In the copy, include every entry exactly but none of the images.
— Begin INFORMATION SHOWN —
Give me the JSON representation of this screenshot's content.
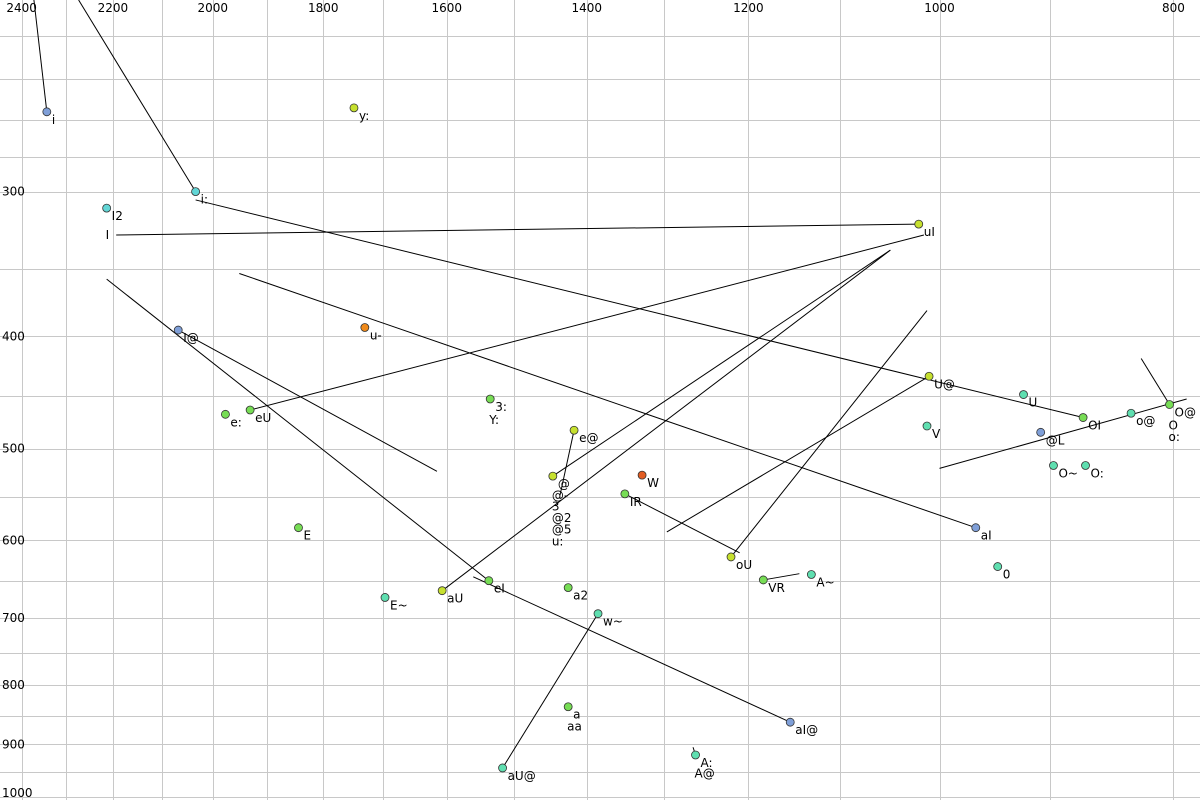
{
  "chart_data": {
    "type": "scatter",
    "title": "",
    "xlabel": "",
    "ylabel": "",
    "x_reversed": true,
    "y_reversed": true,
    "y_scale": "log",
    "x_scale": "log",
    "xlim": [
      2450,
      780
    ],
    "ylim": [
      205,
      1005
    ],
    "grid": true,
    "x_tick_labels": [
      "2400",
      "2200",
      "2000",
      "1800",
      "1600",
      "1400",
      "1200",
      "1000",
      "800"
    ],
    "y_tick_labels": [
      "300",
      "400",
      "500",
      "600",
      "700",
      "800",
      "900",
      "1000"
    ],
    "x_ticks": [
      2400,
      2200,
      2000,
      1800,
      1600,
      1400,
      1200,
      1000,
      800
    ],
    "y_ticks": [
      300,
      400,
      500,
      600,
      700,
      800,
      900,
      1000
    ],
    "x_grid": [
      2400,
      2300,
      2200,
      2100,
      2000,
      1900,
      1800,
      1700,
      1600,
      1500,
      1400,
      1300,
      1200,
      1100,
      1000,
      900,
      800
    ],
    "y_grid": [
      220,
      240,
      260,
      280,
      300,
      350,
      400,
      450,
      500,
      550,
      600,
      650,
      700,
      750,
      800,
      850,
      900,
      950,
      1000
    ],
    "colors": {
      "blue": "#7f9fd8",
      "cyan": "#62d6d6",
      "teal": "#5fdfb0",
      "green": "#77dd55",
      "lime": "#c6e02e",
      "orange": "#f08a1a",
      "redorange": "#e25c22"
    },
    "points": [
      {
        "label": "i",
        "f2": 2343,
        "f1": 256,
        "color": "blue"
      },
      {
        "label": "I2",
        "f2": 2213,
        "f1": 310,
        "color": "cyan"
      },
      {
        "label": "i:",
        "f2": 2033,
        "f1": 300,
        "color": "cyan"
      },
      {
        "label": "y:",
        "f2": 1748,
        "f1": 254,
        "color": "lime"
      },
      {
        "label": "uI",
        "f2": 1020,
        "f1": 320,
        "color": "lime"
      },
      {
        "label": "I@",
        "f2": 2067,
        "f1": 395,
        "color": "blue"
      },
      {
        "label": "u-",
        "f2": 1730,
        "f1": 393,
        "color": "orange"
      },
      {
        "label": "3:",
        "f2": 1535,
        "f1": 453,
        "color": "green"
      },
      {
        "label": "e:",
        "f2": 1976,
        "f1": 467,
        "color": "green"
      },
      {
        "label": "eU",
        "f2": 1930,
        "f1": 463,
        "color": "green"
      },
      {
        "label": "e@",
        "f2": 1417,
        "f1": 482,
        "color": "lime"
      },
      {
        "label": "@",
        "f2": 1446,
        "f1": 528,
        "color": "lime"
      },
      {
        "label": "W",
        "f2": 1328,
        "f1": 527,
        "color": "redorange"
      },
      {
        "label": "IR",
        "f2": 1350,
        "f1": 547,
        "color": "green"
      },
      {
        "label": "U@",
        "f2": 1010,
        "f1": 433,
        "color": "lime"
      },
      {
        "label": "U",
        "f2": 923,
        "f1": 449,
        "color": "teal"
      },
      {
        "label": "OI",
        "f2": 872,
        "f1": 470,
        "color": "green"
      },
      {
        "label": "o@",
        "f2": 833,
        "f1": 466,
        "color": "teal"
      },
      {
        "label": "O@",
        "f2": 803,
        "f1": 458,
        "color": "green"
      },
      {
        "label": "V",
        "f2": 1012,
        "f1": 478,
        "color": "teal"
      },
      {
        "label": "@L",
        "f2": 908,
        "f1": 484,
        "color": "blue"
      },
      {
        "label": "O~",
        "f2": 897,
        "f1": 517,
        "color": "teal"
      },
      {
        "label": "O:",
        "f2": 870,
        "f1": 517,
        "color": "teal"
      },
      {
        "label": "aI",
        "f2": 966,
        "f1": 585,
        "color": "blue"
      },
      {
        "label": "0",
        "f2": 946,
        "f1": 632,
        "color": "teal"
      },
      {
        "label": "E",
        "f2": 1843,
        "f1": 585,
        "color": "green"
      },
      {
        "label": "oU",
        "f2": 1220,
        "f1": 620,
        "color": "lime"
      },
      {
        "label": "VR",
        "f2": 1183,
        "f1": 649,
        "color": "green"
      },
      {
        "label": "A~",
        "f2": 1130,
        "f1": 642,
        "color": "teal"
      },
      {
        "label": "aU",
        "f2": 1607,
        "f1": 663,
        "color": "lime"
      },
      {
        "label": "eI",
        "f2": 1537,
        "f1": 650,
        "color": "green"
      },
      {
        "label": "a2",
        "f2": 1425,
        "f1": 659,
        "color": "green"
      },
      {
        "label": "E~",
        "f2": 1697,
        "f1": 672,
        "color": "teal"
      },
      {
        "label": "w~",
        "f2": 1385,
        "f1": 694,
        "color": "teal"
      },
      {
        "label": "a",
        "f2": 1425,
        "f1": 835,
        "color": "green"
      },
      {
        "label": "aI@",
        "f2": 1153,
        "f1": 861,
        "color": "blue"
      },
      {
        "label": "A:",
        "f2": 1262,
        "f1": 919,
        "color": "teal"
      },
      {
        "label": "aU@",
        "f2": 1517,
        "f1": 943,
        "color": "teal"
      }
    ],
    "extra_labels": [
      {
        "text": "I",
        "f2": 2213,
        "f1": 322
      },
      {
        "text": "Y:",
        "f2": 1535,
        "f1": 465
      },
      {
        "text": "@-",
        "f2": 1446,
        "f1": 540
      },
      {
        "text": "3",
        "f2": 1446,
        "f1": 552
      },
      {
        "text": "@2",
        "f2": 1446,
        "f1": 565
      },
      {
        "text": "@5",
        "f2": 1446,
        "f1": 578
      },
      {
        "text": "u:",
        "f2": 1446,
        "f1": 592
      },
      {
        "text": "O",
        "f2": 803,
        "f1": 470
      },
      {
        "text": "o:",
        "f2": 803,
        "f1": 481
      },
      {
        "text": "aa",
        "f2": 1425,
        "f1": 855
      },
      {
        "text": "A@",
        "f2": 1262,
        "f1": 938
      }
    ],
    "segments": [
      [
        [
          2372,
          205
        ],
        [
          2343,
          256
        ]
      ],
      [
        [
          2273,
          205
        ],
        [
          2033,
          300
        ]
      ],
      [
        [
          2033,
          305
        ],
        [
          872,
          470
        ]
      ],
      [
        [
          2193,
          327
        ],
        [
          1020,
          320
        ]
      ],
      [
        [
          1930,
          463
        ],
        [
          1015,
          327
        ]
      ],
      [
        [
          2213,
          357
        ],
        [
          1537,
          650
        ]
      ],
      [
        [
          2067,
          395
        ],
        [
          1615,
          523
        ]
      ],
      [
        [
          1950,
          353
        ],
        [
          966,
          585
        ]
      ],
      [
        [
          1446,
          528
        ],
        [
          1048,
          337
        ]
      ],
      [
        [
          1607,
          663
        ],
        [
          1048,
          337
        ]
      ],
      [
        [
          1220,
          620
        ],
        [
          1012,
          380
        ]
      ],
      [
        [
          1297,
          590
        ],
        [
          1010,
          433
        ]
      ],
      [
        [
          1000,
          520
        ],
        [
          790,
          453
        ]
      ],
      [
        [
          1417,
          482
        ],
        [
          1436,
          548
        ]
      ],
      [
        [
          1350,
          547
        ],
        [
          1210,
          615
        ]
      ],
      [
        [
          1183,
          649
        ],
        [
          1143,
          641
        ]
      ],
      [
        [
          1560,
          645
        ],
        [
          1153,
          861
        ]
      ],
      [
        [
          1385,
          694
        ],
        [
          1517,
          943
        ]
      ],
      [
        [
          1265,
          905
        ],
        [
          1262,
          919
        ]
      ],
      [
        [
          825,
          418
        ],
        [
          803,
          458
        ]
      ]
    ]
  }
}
— End INFORMATION SHOWN —
**TASK OUTPUT**
Give me the JSON representation of this screenshot's content.
{
  "chart_data": {
    "type": "scatter",
    "title": "",
    "xlabel": "",
    "ylabel": "",
    "x_reversed": true,
    "y_reversed": true,
    "y_scale": "log",
    "x_scale": "log",
    "xlim": [
      2450,
      780
    ],
    "ylim": [
      205,
      1005
    ],
    "grid": true,
    "x_tick_labels": [
      "2400",
      "2200",
      "2000",
      "1800",
      "1600",
      "1400",
      "1200",
      "1000",
      "800"
    ],
    "y_tick_labels": [
      "300",
      "400",
      "500",
      "600",
      "700",
      "800",
      "900",
      "1000"
    ],
    "x_ticks": [
      2400,
      2200,
      2000,
      1800,
      1600,
      1400,
      1200,
      1000,
      800
    ],
    "y_ticks": [
      300,
      400,
      500,
      600,
      700,
      800,
      900,
      1000
    ],
    "x_grid": [
      2400,
      2300,
      2200,
      2100,
      2000,
      1900,
      1800,
      1700,
      1600,
      1500,
      1400,
      1300,
      1200,
      1100,
      1000,
      900,
      800
    ],
    "y_grid": [
      220,
      240,
      260,
      280,
      300,
      350,
      400,
      450,
      500,
      550,
      600,
      650,
      700,
      750,
      800,
      850,
      900,
      950,
      1000
    ],
    "colors": {
      "blue": "#7f9fd8",
      "cyan": "#62d6d6",
      "teal": "#5fdfb0",
      "green": "#77dd55",
      "lime": "#c6e02e",
      "orange": "#f08a1a",
      "redorange": "#e25c22"
    },
    "points": [
      {
        "label": "i",
        "f2": 2343,
        "f1": 256,
        "color": "blue"
      },
      {
        "label": "I2",
        "f2": 2213,
        "f1": 310,
        "color": "cyan"
      },
      {
        "label": "i:",
        "f2": 2033,
        "f1": 300,
        "color": "cyan"
      },
      {
        "label": "y:",
        "f2": 1748,
        "f1": 254,
        "color": "lime"
      },
      {
        "label": "uI",
        "f2": 1020,
        "f1": 320,
        "color": "lime"
      },
      {
        "label": "I@",
        "f2": 2067,
        "f1": 395,
        "color": "blue"
      },
      {
        "label": "u-",
        "f2": 1730,
        "f1": 393,
        "color": "orange"
      },
      {
        "label": "3:",
        "f2": 1535,
        "f1": 453,
        "color": "green"
      },
      {
        "label": "e:",
        "f2": 1976,
        "f1": 467,
        "color": "green"
      },
      {
        "label": "eU",
        "f2": 1930,
        "f1": 463,
        "color": "green"
      },
      {
        "label": "e@",
        "f2": 1417,
        "f1": 482,
        "color": "lime"
      },
      {
        "label": "@",
        "f2": 1446,
        "f1": 528,
        "color": "lime"
      },
      {
        "label": "W",
        "f2": 1328,
        "f1": 527,
        "color": "redorange"
      },
      {
        "label": "IR",
        "f2": 1350,
        "f1": 547,
        "color": "green"
      },
      {
        "label": "U@",
        "f2": 1010,
        "f1": 433,
        "color": "lime"
      },
      {
        "label": "U",
        "f2": 923,
        "f1": 449,
        "color": "teal"
      },
      {
        "label": "OI",
        "f2": 872,
        "f1": 470,
        "color": "green"
      },
      {
        "label": "o@",
        "f2": 833,
        "f1": 466,
        "color": "teal"
      },
      {
        "label": "O@",
        "f2": 803,
        "f1": 458,
        "color": "green"
      },
      {
        "label": "V",
        "f2": 1012,
        "f1": 478,
        "color": "teal"
      },
      {
        "label": "@L",
        "f2": 908,
        "f1": 484,
        "color": "blue"
      },
      {
        "label": "O~",
        "f2": 897,
        "f1": 517,
        "color": "teal"
      },
      {
        "label": "O:",
        "f2": 870,
        "f1": 517,
        "color": "teal"
      },
      {
        "label": "aI",
        "f2": 966,
        "f1": 585,
        "color": "blue"
      },
      {
        "label": "0",
        "f2": 946,
        "f1": 632,
        "color": "teal"
      },
      {
        "label": "E",
        "f2": 1843,
        "f1": 585,
        "color": "green"
      },
      {
        "label": "oU",
        "f2": 1220,
        "f1": 620,
        "color": "lime"
      },
      {
        "label": "VR",
        "f2": 1183,
        "f1": 649,
        "color": "green"
      },
      {
        "label": "A~",
        "f2": 1130,
        "f1": 642,
        "color": "teal"
      },
      {
        "label": "aU",
        "f2": 1607,
        "f1": 663,
        "color": "lime"
      },
      {
        "label": "eI",
        "f2": 1537,
        "f1": 650,
        "color": "green"
      },
      {
        "label": "a2",
        "f2": 1425,
        "f1": 659,
        "color": "green"
      },
      {
        "label": "E~",
        "f2": 1697,
        "f1": 672,
        "color": "teal"
      },
      {
        "label": "w~",
        "f2": 1385,
        "f1": 694,
        "color": "teal"
      },
      {
        "label": "a",
        "f2": 1425,
        "f1": 835,
        "color": "green"
      },
      {
        "label": "aI@",
        "f2": 1153,
        "f1": 861,
        "color": "blue"
      },
      {
        "label": "A:",
        "f2": 1262,
        "f1": 919,
        "color": "teal"
      },
      {
        "label": "aU@",
        "f2": 1517,
        "f1": 943,
        "color": "teal"
      }
    ],
    "extra_labels": [
      {
        "text": "I",
        "f2": 2213,
        "f1": 322
      },
      {
        "text": "Y:",
        "f2": 1535,
        "f1": 465
      },
      {
        "text": "@-",
        "f2": 1446,
        "f1": 540
      },
      {
        "text": "3",
        "f2": 1446,
        "f1": 552
      },
      {
        "text": "@2",
        "f2": 1446,
        "f1": 565
      },
      {
        "text": "@5",
        "f2": 1446,
        "f1": 578
      },
      {
        "text": "u:",
        "f2": 1446,
        "f1": 592
      },
      {
        "text": "O",
        "f2": 803,
        "f1": 470
      },
      {
        "text": "o:",
        "f2": 803,
        "f1": 481
      },
      {
        "text": "aa",
        "f2": 1425,
        "f1": 855
      },
      {
        "text": "A@",
        "f2": 1262,
        "f1": 938
      }
    ],
    "segments": [
      [
        [
          2372,
          205
        ],
        [
          2343,
          256
        ]
      ],
      [
        [
          2273,
          205
        ],
        [
          2033,
          300
        ]
      ],
      [
        [
          2033,
          305
        ],
        [
          872,
          470
        ]
      ],
      [
        [
          2193,
          327
        ],
        [
          1020,
          320
        ]
      ],
      [
        [
          1930,
          463
        ],
        [
          1015,
          327
        ]
      ],
      [
        [
          2213,
          357
        ],
        [
          1537,
          650
        ]
      ],
      [
        [
          2067,
          395
        ],
        [
          1615,
          523
        ]
      ],
      [
        [
          1950,
          353
        ],
        [
          966,
          585
        ]
      ],
      [
        [
          1446,
          528
        ],
        [
          1048,
          337
        ]
      ],
      [
        [
          1607,
          663
        ],
        [
          1048,
          337
        ]
      ],
      [
        [
          1220,
          620
        ],
        [
          1012,
          380
        ]
      ],
      [
        [
          1297,
          590
        ],
        [
          1010,
          433
        ]
      ],
      [
        [
          1000,
          520
        ],
        [
          790,
          453
        ]
      ],
      [
        [
          1417,
          482
        ],
        [
          1436,
          548
        ]
      ],
      [
        [
          1350,
          547
        ],
        [
          1210,
          615
        ]
      ],
      [
        [
          1183,
          649
        ],
        [
          1143,
          641
        ]
      ],
      [
        [
          1560,
          645
        ],
        [
          1153,
          861
        ]
      ],
      [
        [
          1385,
          694
        ],
        [
          1517,
          943
        ]
      ],
      [
        [
          1265,
          905
        ],
        [
          1262,
          919
        ]
      ],
      [
        [
          825,
          418
        ],
        [
          803,
          458
        ]
      ]
    ]
  }
}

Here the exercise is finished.